** Start of Entries provided **
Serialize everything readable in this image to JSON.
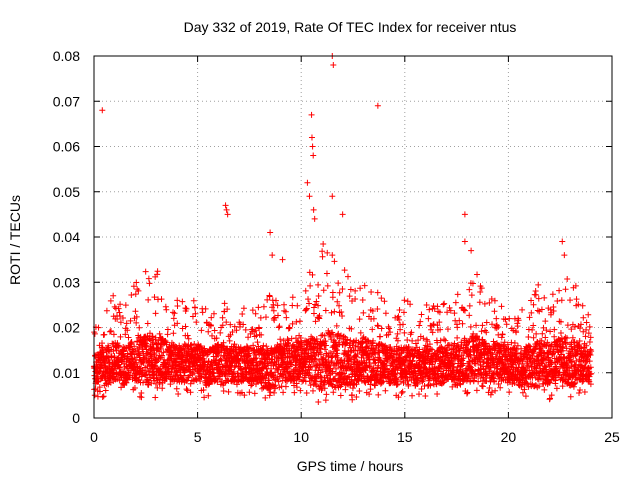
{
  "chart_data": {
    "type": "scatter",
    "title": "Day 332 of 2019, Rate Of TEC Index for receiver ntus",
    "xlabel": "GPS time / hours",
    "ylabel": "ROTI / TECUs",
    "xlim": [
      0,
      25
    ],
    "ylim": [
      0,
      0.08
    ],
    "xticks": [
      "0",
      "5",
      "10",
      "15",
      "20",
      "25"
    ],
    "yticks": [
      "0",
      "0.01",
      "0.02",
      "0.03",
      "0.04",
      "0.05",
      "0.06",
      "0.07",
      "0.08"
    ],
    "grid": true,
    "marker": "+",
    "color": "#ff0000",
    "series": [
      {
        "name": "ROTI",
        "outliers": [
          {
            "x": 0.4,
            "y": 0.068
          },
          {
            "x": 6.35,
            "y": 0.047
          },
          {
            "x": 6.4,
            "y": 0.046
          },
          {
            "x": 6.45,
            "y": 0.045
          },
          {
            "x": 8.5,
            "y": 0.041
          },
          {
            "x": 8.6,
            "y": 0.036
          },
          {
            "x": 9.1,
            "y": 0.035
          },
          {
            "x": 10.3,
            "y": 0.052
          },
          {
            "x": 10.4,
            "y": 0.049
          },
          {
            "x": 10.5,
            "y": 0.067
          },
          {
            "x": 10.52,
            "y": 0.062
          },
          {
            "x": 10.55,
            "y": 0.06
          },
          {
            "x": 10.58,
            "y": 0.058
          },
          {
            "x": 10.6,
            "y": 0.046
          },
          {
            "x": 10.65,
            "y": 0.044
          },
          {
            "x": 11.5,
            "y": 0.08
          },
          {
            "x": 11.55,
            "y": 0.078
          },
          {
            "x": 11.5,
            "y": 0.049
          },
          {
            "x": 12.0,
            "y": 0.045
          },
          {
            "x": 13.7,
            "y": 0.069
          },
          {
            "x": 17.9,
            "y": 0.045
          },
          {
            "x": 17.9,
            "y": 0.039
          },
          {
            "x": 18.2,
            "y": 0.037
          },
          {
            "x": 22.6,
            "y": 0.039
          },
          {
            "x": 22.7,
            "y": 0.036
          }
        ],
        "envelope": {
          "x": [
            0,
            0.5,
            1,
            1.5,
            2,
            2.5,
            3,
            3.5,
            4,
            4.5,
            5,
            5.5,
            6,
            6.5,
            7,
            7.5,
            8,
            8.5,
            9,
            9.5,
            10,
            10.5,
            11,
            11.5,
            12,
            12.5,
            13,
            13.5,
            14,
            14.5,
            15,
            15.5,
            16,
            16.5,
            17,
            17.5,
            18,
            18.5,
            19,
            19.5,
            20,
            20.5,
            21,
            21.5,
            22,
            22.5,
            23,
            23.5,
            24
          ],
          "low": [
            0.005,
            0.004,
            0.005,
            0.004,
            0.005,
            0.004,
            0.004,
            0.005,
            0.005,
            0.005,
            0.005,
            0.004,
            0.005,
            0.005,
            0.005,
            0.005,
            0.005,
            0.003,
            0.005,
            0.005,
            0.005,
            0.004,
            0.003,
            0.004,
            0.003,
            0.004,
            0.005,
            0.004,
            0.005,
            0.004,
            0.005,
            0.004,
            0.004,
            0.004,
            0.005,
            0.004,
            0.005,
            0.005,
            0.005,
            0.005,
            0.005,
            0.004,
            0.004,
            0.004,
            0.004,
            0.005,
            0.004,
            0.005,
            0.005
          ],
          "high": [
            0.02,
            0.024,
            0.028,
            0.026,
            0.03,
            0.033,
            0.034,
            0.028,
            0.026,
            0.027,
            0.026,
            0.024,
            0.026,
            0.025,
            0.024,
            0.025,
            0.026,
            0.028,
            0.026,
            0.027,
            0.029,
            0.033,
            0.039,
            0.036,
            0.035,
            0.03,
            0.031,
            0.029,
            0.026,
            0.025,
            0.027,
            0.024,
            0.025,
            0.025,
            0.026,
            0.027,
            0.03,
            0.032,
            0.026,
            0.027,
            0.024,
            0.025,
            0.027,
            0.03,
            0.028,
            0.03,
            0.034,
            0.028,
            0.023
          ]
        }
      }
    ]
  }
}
** End of Entries provided **
** Start of Entries provided **
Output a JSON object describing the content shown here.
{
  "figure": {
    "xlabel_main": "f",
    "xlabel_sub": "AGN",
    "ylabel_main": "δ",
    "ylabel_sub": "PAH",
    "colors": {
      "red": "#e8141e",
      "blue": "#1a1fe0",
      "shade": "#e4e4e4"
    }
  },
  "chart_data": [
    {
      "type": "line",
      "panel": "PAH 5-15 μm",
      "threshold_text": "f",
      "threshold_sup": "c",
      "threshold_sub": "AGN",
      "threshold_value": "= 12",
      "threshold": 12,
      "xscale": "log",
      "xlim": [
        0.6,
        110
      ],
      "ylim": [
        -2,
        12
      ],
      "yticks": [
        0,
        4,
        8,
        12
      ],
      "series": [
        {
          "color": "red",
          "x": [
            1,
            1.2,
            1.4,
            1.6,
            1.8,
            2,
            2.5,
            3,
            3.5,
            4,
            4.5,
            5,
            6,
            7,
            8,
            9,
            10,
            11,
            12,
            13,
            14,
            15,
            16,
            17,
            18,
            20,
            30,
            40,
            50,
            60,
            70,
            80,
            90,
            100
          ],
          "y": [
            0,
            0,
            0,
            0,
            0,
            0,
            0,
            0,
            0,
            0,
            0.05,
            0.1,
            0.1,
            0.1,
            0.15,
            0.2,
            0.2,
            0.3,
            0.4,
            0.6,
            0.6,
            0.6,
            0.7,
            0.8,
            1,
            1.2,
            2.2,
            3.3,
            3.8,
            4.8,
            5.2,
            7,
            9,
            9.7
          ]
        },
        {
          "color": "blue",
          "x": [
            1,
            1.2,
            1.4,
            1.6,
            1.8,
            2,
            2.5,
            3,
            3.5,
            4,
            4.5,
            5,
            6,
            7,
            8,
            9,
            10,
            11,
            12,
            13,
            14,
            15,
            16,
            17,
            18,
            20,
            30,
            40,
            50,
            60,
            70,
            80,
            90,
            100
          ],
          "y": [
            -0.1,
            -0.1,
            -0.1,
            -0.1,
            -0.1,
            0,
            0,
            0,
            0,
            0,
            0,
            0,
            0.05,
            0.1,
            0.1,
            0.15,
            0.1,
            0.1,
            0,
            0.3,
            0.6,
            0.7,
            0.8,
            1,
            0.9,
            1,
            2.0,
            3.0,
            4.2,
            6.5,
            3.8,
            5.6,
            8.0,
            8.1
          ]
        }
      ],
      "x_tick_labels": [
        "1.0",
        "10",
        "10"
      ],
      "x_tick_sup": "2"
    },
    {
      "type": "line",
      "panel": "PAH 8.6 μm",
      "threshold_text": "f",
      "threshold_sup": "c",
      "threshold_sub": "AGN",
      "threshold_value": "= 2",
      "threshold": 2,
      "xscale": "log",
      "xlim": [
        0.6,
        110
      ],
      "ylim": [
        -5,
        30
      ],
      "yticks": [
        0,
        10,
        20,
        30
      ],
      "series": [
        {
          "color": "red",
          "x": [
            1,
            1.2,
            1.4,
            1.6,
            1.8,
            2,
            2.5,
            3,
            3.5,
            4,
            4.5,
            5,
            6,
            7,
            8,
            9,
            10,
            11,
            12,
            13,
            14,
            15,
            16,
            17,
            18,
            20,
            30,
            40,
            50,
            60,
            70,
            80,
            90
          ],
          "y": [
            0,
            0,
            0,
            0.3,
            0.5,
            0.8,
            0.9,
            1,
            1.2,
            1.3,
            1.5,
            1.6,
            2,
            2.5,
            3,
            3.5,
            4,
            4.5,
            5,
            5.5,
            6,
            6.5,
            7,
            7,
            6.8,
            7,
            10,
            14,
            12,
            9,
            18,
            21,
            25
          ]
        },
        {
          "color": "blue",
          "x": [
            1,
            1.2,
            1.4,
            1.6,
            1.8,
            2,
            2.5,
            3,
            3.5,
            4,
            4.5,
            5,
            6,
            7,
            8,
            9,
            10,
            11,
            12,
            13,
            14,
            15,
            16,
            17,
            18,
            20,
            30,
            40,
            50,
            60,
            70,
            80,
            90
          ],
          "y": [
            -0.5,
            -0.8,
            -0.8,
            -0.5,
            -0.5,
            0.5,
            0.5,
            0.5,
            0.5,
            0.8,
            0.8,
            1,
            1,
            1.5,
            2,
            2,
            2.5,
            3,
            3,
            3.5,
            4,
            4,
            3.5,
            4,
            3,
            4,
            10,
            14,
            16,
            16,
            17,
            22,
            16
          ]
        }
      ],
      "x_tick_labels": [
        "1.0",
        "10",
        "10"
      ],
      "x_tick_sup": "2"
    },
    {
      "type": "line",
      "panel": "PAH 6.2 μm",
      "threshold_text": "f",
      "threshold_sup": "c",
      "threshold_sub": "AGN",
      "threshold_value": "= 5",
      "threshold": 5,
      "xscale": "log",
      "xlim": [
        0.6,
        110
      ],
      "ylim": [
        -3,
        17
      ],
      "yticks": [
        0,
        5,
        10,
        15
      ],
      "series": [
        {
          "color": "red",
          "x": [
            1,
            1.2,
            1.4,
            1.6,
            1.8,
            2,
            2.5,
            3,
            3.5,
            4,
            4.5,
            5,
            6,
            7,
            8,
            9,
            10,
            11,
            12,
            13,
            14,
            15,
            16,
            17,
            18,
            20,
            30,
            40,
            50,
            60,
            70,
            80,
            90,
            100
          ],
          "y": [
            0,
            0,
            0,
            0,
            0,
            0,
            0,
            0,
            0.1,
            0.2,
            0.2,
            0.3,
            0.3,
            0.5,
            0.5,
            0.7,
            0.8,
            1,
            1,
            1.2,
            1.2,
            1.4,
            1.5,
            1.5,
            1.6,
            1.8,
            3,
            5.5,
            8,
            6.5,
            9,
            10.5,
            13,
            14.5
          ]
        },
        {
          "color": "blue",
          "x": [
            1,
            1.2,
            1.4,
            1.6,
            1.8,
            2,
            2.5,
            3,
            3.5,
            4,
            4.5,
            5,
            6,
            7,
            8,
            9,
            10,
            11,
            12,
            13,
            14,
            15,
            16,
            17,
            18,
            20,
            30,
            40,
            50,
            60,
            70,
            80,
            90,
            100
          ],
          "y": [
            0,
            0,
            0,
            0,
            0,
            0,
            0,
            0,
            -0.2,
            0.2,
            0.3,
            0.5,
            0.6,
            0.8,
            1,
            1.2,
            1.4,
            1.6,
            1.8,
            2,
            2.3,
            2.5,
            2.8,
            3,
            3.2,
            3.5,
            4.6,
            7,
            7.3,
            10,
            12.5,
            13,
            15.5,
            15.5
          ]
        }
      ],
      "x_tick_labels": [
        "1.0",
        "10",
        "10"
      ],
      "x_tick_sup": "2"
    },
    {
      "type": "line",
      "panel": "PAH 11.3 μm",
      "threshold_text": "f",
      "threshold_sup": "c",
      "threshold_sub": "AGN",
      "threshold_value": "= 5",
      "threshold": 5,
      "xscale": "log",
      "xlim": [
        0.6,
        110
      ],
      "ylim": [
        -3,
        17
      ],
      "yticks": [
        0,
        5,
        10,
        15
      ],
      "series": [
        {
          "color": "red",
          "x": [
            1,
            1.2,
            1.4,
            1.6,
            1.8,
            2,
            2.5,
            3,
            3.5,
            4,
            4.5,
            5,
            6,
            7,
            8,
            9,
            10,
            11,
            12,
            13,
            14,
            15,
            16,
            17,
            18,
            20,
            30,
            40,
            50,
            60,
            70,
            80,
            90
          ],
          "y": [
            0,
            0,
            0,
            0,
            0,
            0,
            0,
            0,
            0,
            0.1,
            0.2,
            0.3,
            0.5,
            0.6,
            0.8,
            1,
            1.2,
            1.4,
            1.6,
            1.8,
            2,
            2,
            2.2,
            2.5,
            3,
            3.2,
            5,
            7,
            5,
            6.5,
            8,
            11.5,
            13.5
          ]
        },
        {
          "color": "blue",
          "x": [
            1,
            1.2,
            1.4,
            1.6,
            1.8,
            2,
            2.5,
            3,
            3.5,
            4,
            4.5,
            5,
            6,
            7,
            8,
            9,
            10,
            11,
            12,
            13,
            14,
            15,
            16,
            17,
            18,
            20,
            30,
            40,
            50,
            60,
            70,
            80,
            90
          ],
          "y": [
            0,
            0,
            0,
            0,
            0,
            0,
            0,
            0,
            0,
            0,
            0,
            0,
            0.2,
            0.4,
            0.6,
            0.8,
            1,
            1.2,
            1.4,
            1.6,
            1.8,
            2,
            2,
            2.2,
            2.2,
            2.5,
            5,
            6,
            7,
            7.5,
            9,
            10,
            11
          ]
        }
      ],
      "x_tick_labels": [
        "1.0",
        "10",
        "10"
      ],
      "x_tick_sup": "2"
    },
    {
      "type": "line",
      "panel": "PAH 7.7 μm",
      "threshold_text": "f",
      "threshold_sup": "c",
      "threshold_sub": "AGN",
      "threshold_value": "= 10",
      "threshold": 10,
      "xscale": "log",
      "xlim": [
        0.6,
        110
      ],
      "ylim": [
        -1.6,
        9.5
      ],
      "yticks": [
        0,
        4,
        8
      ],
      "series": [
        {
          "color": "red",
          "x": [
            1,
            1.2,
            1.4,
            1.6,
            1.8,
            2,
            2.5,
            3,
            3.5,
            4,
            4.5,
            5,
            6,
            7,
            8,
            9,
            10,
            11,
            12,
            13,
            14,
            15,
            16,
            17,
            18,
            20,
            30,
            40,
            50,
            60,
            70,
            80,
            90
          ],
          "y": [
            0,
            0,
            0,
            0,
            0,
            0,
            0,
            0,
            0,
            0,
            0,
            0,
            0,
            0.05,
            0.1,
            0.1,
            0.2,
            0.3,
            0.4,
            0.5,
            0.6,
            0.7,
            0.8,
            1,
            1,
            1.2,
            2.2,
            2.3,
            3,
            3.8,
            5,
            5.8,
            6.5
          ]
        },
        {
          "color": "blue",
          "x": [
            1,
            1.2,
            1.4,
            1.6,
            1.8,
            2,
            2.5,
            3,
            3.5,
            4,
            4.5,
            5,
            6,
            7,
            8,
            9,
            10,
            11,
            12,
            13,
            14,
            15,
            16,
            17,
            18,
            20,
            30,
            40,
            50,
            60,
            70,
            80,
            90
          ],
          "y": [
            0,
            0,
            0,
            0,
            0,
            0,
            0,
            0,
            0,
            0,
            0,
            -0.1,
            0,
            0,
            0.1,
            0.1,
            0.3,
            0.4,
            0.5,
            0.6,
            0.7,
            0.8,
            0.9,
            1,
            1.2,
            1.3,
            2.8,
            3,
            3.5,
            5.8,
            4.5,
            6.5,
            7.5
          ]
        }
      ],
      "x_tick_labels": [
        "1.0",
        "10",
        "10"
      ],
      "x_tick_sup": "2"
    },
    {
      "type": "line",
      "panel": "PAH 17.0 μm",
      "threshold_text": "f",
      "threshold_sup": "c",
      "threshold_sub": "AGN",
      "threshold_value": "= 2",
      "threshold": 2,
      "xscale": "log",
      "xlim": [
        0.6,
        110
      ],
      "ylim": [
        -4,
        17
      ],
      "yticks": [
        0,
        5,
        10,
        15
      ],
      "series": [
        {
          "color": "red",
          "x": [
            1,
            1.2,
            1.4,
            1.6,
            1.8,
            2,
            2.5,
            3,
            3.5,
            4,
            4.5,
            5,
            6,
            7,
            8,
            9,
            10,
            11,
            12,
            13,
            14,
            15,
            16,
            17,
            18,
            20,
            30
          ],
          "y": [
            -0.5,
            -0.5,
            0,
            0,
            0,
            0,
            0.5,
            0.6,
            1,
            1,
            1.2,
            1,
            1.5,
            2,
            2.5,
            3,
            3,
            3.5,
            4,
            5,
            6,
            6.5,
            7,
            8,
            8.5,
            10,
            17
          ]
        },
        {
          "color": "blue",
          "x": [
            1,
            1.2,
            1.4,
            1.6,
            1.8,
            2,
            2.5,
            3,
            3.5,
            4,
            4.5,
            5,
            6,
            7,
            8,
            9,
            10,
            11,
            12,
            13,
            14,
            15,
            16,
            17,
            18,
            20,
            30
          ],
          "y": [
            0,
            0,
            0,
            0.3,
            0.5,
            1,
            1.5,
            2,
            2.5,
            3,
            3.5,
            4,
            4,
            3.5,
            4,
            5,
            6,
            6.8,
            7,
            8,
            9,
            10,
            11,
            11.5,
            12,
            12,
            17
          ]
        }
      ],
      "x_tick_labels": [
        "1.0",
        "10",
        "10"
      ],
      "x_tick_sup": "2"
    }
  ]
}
** End of Entries provided **
Search the data above for the word "JSON", then gather each line in which it appears.

Output of the exercise:
Serialize everything readable in this image to JSON.
Output a JSON object describing the content shown here.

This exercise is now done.